▶ _DESCRIPTION OF THE TASK_
Keep only those lines of the records that include the string "Advanced".

(Dataset records)
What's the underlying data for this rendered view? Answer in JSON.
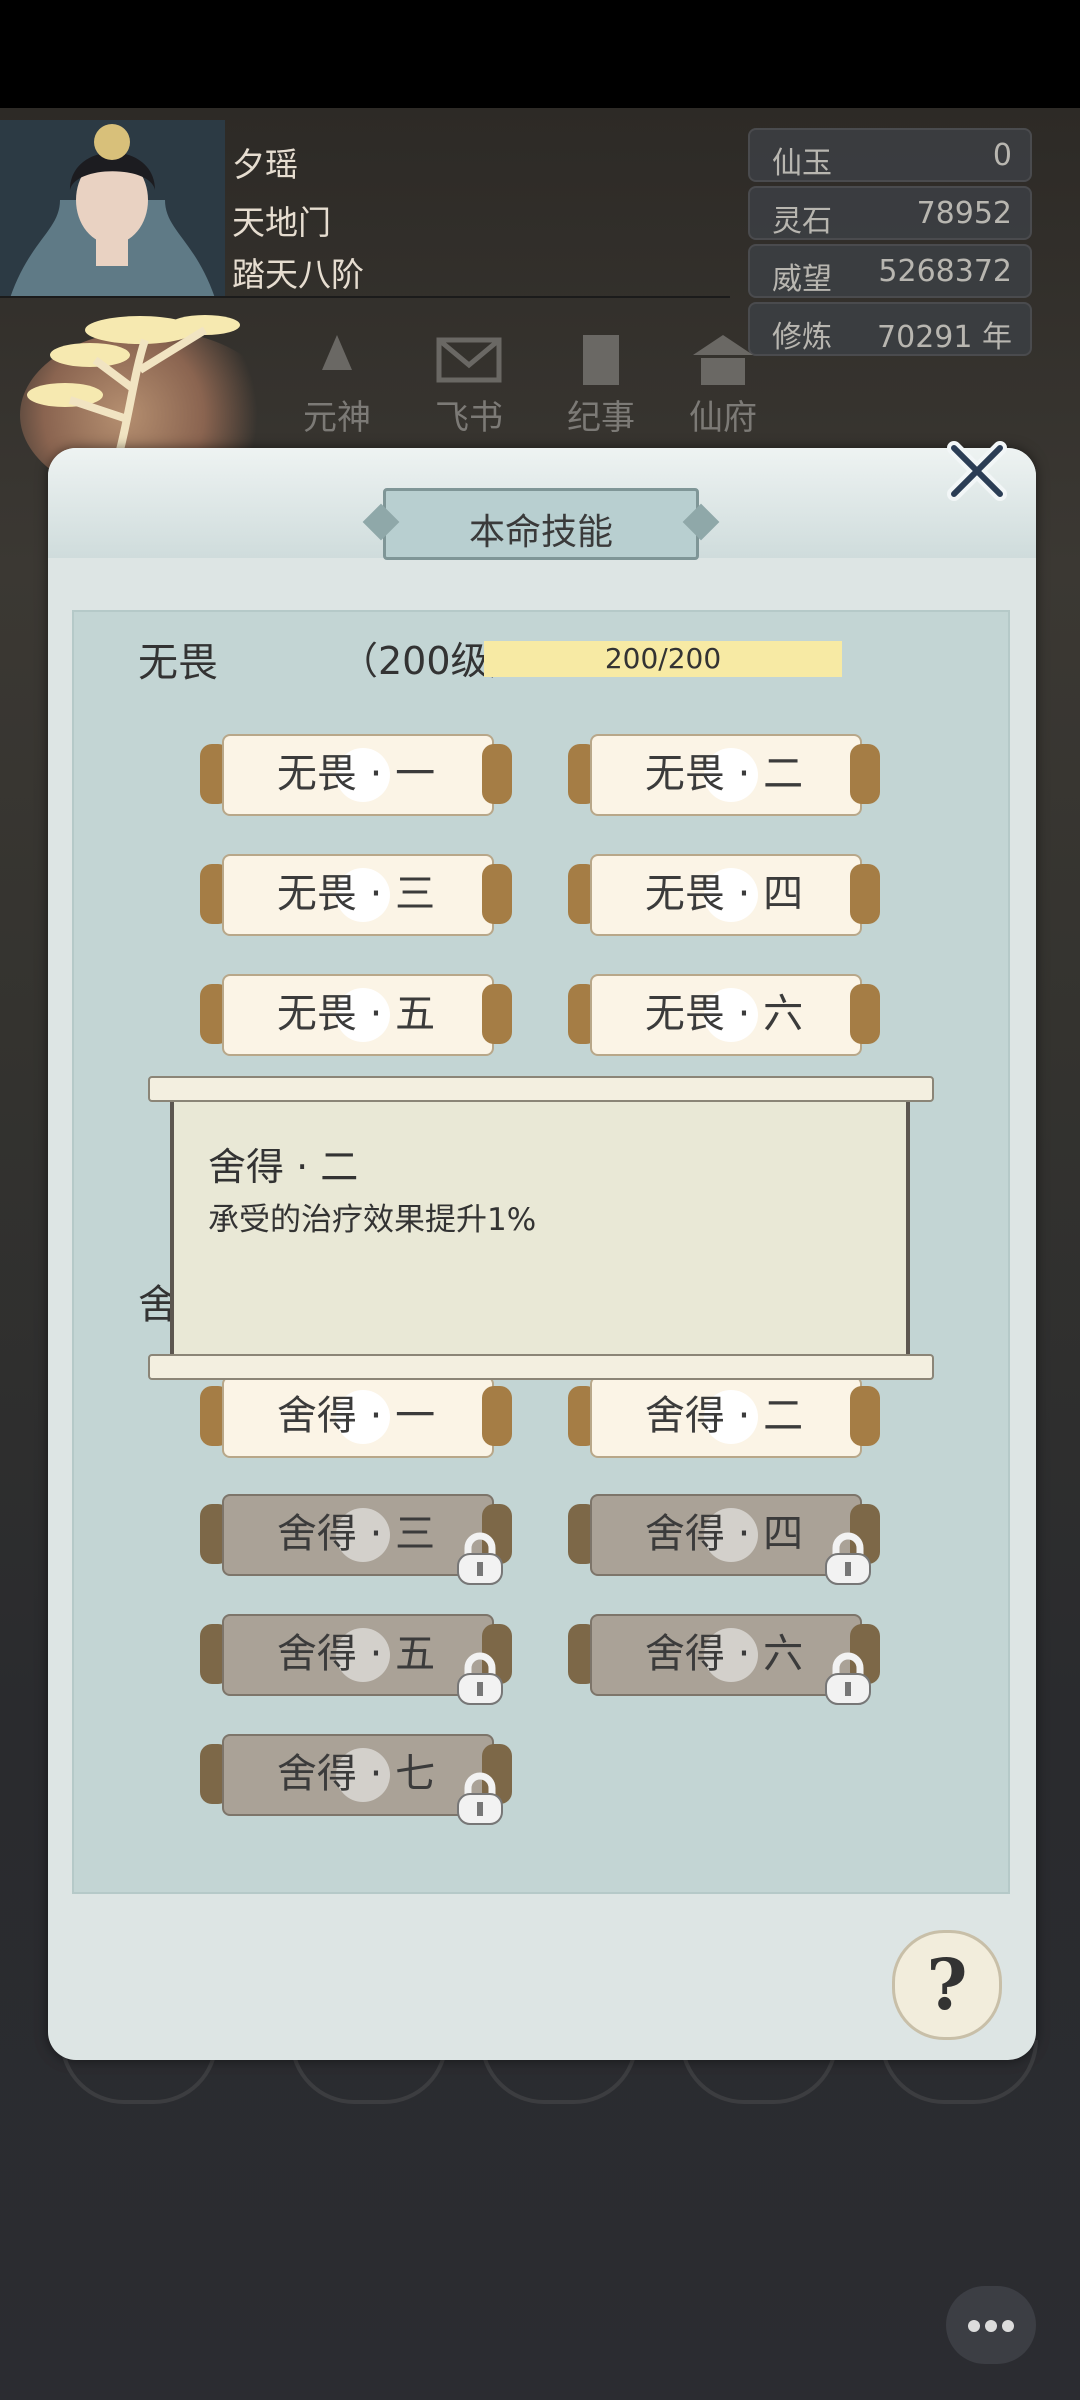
{
  "player": {
    "name": "夕瑶",
    "sect": "天地门",
    "realm": "踏天八阶"
  },
  "stats": [
    {
      "label": "仙玉",
      "value": "0"
    },
    {
      "label": "灵石",
      "value": "78952"
    },
    {
      "label": "威望",
      "value": "5268372"
    },
    {
      "label": "修炼",
      "value": "70291 年"
    }
  ],
  "nav": [
    {
      "label": "元神",
      "icon": "spirit-icon"
    },
    {
      "label": "飞书",
      "icon": "envelope-icon"
    },
    {
      "label": "纪事",
      "icon": "scroll-icon"
    },
    {
      "label": "仙府",
      "icon": "mansion-icon"
    }
  ],
  "modal": {
    "title": "本命技能",
    "skill": {
      "name": "无畏",
      "level": "（200级）",
      "progress_text": "200/200",
      "progress": 1.0
    },
    "skill_buttons": [
      {
        "label": "无畏 · 一",
        "locked": false
      },
      {
        "label": "无畏 · 二",
        "locked": false
      },
      {
        "label": "无畏 · 三",
        "locked": false
      },
      {
        "label": "无畏 · 四",
        "locked": false
      },
      {
        "label": "无畏 · 五",
        "locked": false
      },
      {
        "label": "无畏 · 六",
        "locked": false
      }
    ],
    "section2_label": "舍",
    "section2_buttons": [
      {
        "label": "舍得 · 一",
        "locked": false
      },
      {
        "label": "舍得 · 二",
        "locked": false
      },
      {
        "label": "舍得 · 三",
        "locked": true
      },
      {
        "label": "舍得 · 四",
        "locked": true
      },
      {
        "label": "舍得 · 五",
        "locked": true
      },
      {
        "label": "舍得 · 六",
        "locked": true
      },
      {
        "label": "舍得 · 七",
        "locked": true
      }
    ],
    "tooltip": {
      "title": "舍得 · 二",
      "description": "承受的治疗效果提升1%"
    },
    "help_label": "?"
  },
  "colors": {
    "progress_fill": "#f7eaa4",
    "modal_bg": "#dde5e4",
    "panel_bg": "#c3d5d4"
  }
}
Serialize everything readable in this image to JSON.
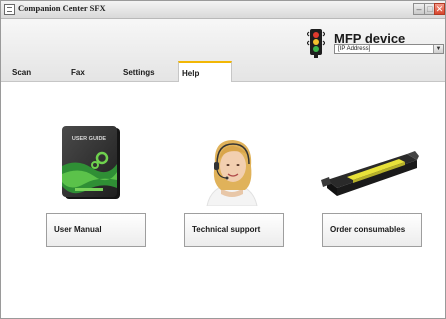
{
  "window": {
    "title": "Companion Center SFX"
  },
  "device": {
    "title": "MFP device",
    "selector_value": "[IP Address]"
  },
  "tabs": [
    {
      "label": "Scan"
    },
    {
      "label": "Fax"
    },
    {
      "label": "Settings"
    },
    {
      "label": "Help",
      "active": true
    }
  ],
  "help": {
    "user_guide_cover_text": "USER GUIDE",
    "buttons": {
      "user_manual": "User Manual",
      "technical_support": "Technical support",
      "order_consumables": "Order consumables"
    }
  },
  "icons": [
    "app-icon",
    "minimize-icon",
    "maximize-icon",
    "close-icon",
    "traffic-light-icon",
    "dropdown-arrow-icon",
    "user-guide-book-icon",
    "support-agent-image",
    "toner-cartridge-image"
  ],
  "colors": {
    "active_tab_accent": "#f2b705",
    "close_button": "#d9442b",
    "guide_green": "#3aa63a",
    "toner_yellow": "#e8e23a"
  }
}
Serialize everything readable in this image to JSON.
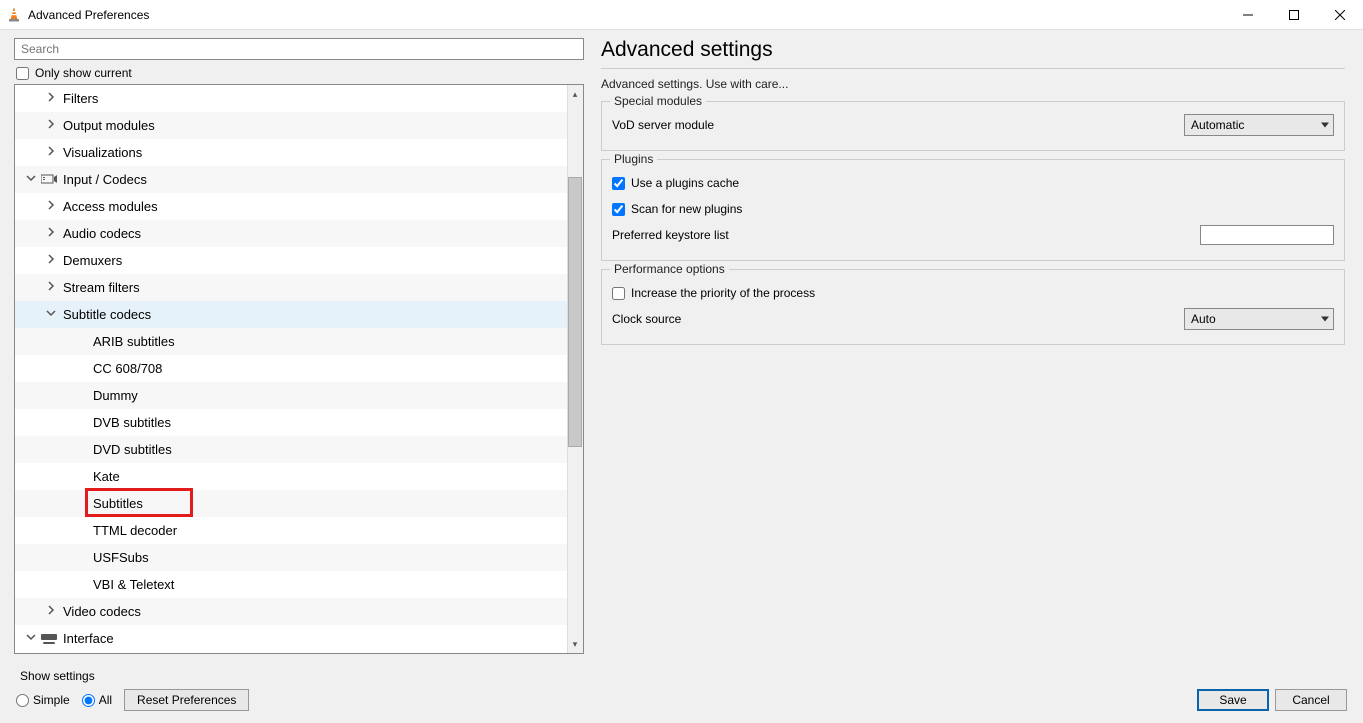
{
  "window": {
    "title": "Advanced Preferences"
  },
  "left": {
    "search_placeholder": "Search",
    "only_show_current_label": "Only show current"
  },
  "tree": {
    "items": [
      {
        "label": "Filters",
        "depth": 2,
        "expander": "right",
        "icon": null
      },
      {
        "label": "Output modules",
        "depth": 2,
        "expander": "right",
        "icon": null
      },
      {
        "label": "Visualizations",
        "depth": 2,
        "expander": "right",
        "icon": null
      },
      {
        "label": "Input / Codecs",
        "depth": 1,
        "expander": "down",
        "icon": "input-codecs"
      },
      {
        "label": "Access modules",
        "depth": 2,
        "expander": "right",
        "icon": null
      },
      {
        "label": "Audio codecs",
        "depth": 2,
        "expander": "right",
        "icon": null
      },
      {
        "label": "Demuxers",
        "depth": 2,
        "expander": "right",
        "icon": null
      },
      {
        "label": "Stream filters",
        "depth": 2,
        "expander": "right",
        "icon": null
      },
      {
        "label": "Subtitle codecs",
        "depth": 2,
        "expander": "down",
        "icon": null,
        "selected": true
      },
      {
        "label": "ARIB subtitles",
        "depth": 3,
        "expander": null,
        "icon": null
      },
      {
        "label": "CC 608/708",
        "depth": 3,
        "expander": null,
        "icon": null
      },
      {
        "label": "Dummy",
        "depth": 3,
        "expander": null,
        "icon": null
      },
      {
        "label": "DVB subtitles",
        "depth": 3,
        "expander": null,
        "icon": null
      },
      {
        "label": "DVD subtitles",
        "depth": 3,
        "expander": null,
        "icon": null
      },
      {
        "label": "Kate",
        "depth": 3,
        "expander": null,
        "icon": null
      },
      {
        "label": "Subtitles",
        "depth": 3,
        "expander": null,
        "icon": null,
        "highlight": true
      },
      {
        "label": "TTML decoder",
        "depth": 3,
        "expander": null,
        "icon": null
      },
      {
        "label": "USFSubs",
        "depth": 3,
        "expander": null,
        "icon": null
      },
      {
        "label": "VBI & Teletext",
        "depth": 3,
        "expander": null,
        "icon": null
      },
      {
        "label": "Video codecs",
        "depth": 2,
        "expander": "right",
        "icon": null
      },
      {
        "label": "Interface",
        "depth": 1,
        "expander": "down",
        "icon": "interface"
      }
    ]
  },
  "right": {
    "title": "Advanced settings",
    "subtitle": "Advanced settings. Use with care...",
    "group1": {
      "legend": "Special modules",
      "vod_label": "VoD server module",
      "vod_value": "Automatic"
    },
    "group2": {
      "legend": "Plugins",
      "use_cache_label": "Use a plugins cache",
      "scan_label": "Scan for new plugins",
      "keystore_label": "Preferred keystore list",
      "keystore_value": ""
    },
    "group3": {
      "legend": "Performance options",
      "priority_label": "Increase the priority of the process",
      "clock_label": "Clock source",
      "clock_value": "Auto"
    }
  },
  "footer": {
    "show_settings_label": "Show settings",
    "simple_label": "Simple",
    "all_label": "All",
    "reset_label": "Reset Preferences",
    "save_label": "Save",
    "cancel_label": "Cancel"
  }
}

▶ _RESPONSE FOR THIS EXERCISE_
    "title": "Advanced Preferences"
    "title": "Advanced settings",
    "subtitle": "Advanced settings. Use with care...",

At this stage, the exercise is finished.